#### Extrait du document
_ _ _

François
Lenglet avait-il envie de se marrer un peu dimanche soir sur France
2 ? Entendait-il faire parvenir un message subliminal au peuple
de France ? Etait-il spécialement relâché - limite négligent
- en cette fin de week-end ? Avait-il perdu un pari idiot avec contre
belle-mère ? Toujours est-il qu’il en a lâché un bien
bonne, à l’occasion du jité de 20 heures.
Alors
qu’il parlait, comme tout le monde ces jours-ci, du fameux rapport
Gallois et du « choc », pardon du « pacte »,
pardon de la « stratégie », pardon de la « trajectoire
de compétitivité » supposée nécessaire à un retour de la
croissance, l’homme a en effet affirmé : « ce qui
explique l'incapacité de la France à retrouver la croissance, c'est
son incapacité à retrouver sa compétitivité (…) du temps du
franc, notre ancienne monnaie, tout cela se réglait avec une
dévaluation. C'était évidemment un choc de compétitivité qui
permettait de baisser ses prix ».
Un peu
comme si Lenglet convenait, malgré ses airs de ne pas y toucher, que
c'était plus facile avant. Car il y avait ce qu’on appelle – et
ce n’est pas un hasard – la « dévaluation compétitive ».
Vous savez, cet instrument de politique monétaire qu’on utilisait
entre l’époque des dinosaures et l’ère de Neandertal, juste
avant qu’on ne décide, pour des raisons aussi opaques
qu’irrationnelles, de se débarrasser de notre devise nationale,
dont on se demande bien ce qu’elle avait fait de mal, peuchère.
Du coup, Lenglet nous a quasiment
fait du Jacques Sapir low calory à une heure de grande
écoute, prenant le risque inconsidéré de foudroyer sur place la
ménagère et de faire s’étouffer papy avec un bretzel.
Car Sapir, finalement, dit à peu
près la même chose lorsqu’il évalue ici les effets comparés
d’une dévaluation monétaire et d’une diminution du coût du
travail par un transfert des cotisations sociales.
On parle bien, dans un cas comme
dans l’autre, des effets, sur la compétitivité-prix d’une
diminution du coût du travail, soit par une réduction des
« charges », soit par une diminution modique et contrôlée
de la valeur de la monnaie.

_ _ _

Entrées de boîtes englobantes:
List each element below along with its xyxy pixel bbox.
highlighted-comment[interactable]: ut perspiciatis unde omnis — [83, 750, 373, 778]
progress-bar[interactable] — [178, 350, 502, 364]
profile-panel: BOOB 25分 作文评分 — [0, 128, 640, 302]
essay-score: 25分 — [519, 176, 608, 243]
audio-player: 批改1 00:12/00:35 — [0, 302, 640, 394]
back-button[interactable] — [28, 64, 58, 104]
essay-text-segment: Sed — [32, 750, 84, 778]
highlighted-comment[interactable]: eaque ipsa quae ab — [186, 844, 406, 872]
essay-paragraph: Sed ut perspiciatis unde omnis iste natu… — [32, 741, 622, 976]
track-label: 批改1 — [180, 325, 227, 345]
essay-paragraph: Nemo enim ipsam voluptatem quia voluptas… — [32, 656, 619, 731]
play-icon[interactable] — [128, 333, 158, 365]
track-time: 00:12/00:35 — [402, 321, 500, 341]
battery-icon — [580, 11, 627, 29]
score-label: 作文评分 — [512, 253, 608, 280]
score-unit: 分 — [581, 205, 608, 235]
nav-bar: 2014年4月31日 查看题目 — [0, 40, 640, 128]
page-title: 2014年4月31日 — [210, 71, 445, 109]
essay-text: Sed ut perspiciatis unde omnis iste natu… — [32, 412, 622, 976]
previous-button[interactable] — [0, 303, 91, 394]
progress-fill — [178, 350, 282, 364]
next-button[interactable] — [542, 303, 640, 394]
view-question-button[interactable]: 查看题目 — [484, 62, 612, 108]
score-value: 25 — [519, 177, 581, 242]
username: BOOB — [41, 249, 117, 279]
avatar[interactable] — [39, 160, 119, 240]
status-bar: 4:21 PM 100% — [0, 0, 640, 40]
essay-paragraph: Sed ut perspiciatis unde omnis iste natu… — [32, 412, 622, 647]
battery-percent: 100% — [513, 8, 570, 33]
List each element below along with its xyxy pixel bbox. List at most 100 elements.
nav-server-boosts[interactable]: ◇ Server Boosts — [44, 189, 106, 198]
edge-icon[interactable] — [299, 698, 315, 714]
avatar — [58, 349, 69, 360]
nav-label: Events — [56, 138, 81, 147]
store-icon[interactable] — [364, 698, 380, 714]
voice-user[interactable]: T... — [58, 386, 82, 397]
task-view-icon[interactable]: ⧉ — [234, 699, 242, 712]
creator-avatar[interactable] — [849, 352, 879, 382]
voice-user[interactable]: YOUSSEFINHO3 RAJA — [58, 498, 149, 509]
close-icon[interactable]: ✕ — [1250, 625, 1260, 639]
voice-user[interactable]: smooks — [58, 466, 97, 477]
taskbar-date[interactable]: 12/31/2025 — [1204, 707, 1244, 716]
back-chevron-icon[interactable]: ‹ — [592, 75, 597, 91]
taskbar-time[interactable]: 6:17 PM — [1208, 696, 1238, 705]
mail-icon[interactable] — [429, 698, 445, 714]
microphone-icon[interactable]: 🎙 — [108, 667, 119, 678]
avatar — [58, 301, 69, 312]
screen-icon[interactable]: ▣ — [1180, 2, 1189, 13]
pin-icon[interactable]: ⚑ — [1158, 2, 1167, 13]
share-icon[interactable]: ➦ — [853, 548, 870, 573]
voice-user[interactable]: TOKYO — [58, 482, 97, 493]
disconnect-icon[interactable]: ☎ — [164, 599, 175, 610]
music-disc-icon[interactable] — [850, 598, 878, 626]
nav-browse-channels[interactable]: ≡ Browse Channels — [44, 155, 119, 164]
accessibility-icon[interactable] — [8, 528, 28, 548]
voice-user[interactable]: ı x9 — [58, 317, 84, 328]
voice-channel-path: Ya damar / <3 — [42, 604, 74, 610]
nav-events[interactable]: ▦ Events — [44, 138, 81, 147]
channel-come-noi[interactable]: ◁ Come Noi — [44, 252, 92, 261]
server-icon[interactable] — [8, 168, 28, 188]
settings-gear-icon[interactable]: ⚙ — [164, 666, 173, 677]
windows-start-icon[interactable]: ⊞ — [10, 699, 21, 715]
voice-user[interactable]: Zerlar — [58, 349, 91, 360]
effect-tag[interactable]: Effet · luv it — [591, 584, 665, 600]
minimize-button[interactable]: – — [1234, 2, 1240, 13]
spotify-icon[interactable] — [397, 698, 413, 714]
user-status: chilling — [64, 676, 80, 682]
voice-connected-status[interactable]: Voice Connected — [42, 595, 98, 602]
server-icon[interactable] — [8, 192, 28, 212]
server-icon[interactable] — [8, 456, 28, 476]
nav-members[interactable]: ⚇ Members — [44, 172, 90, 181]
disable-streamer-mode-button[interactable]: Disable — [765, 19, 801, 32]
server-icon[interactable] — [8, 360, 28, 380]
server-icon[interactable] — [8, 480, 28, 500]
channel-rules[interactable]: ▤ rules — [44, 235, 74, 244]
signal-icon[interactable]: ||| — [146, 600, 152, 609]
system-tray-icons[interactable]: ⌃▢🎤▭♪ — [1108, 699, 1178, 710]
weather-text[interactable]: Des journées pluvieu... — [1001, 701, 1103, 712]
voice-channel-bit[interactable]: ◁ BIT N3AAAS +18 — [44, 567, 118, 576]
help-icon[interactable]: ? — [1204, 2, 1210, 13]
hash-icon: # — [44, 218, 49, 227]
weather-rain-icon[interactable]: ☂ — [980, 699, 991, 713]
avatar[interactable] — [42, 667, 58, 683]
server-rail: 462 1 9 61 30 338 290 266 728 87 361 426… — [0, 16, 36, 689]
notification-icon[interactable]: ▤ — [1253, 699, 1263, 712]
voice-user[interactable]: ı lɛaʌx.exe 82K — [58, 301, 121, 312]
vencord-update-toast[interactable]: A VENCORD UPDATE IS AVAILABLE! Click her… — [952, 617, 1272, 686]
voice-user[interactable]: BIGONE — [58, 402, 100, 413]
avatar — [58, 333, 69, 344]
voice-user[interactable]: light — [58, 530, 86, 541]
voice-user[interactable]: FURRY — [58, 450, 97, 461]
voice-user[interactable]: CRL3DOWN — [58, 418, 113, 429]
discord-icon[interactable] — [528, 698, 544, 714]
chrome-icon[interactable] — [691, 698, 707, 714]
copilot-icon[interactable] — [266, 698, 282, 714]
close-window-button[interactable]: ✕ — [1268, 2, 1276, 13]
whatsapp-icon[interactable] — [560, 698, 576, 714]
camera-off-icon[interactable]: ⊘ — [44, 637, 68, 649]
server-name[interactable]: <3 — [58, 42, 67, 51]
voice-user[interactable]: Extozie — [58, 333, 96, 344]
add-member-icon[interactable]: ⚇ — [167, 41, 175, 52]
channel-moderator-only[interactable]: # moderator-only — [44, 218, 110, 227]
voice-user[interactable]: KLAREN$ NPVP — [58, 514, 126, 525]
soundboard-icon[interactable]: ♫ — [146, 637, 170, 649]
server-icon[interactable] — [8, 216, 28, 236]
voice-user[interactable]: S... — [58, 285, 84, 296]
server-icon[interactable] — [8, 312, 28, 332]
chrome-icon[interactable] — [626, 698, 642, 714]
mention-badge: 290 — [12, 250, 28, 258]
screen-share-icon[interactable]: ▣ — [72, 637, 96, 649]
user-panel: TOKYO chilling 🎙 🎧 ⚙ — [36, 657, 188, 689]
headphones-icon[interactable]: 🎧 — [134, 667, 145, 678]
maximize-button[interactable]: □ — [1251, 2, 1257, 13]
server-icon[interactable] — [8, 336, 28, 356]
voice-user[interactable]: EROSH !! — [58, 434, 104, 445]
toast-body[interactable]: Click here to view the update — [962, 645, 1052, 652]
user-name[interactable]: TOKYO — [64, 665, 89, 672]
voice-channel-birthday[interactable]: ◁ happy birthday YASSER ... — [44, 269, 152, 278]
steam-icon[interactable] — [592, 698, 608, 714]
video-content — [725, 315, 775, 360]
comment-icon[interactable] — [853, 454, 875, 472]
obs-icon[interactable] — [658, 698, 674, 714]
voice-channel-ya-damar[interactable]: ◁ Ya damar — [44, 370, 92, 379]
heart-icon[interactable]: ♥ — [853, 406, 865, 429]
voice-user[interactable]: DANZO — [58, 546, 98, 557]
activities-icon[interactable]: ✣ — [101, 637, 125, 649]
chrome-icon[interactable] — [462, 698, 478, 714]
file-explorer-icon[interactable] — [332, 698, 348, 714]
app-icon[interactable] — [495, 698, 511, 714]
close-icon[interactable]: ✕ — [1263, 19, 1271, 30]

_ _ _

#### Objectif de l'exercice
Prolongez l'article sur la dévaluation et la compétitivité à la suite de sa dernière phrase.

#### Réponse
Un
peu comme le sous-entendait aussi, quoique pour évacuer avec pudibonderie ce scénario apparemment pornographique et réclamer en lieu
et place une « dévaluation fiscale », un quarteron
d’économistes s’exprimant dans Le
Monde
du 24 octobre : CLICK.
Lenglet
est comme iceux : c’est un type « raisonnable ».
De plus, il
est peu probable que sa belle-mère, quelque pari qu’elle ait
gagné, soit allée jusqu’à exiger de lui un suicide social et
professionnel à l’antenne.
S’il sait donc parfaitement, comme
le quarteron susmentionné et d’ailleurs comme tout le monde, qu’il
faudra bien finir par dévaluer quelque chose, il rappelle
immédiatement, de peur sans doute d’être changé en citrouille,
que ce « quelque chose » ne saurait être la monnaie. Et
de préciser, toujours au sujet de la dévaluation : « avec
l'euro, c'est fini. Dans l'union monétaire, il faut travailler les
coûts et la productivité, et on dirait que tous les gouvernements
refusent de voir cela ».
A moins qu'ils le voient
parfaitement, mais qu'ils ne sachent...pas faire. Parce que ce n'est
pas forcément...faisable.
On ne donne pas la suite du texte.